Would you write out the listing verbatim and skip every picture in it?
— Start Records to use —
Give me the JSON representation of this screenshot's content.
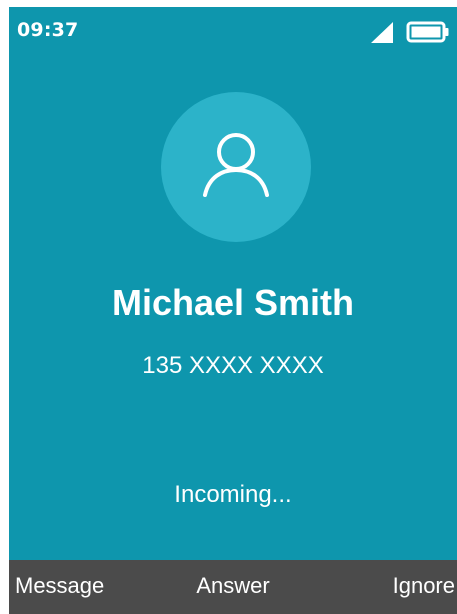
{
  "status_bar": {
    "time": "09:37",
    "signal_icon": "cellular-signal-icon",
    "battery_icon": "battery-full-icon"
  },
  "caller": {
    "avatar_icon": "person-icon",
    "name": "Michael Smith",
    "number": "135 XXXX XXXX"
  },
  "call_status": "Incoming...",
  "softkeys": {
    "left": "Message",
    "center": "Answer",
    "right": "Ignore"
  },
  "colors": {
    "background": "#0e96ad",
    "avatar_circle": "#2cb3c9",
    "softkey_bar": "#4b4b4b",
    "text": "#ffffff"
  }
}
— End Records to use —
Written answer
Give me the JSON representation of this screenshot's content.
{
  "status_bar": {
    "time": "09:37",
    "signal_icon": "cellular-signal-icon",
    "battery_icon": "battery-full-icon"
  },
  "caller": {
    "avatar_icon": "person-icon",
    "name": "Michael Smith",
    "number": "135 XXXX XXXX"
  },
  "call_status": "Incoming...",
  "softkeys": {
    "left": "Message",
    "center": "Answer",
    "right": "Ignore"
  },
  "colors": {
    "background": "#0e96ad",
    "avatar_circle": "#2cb3c9",
    "softkey_bar": "#4b4b4b",
    "text": "#ffffff"
  }
}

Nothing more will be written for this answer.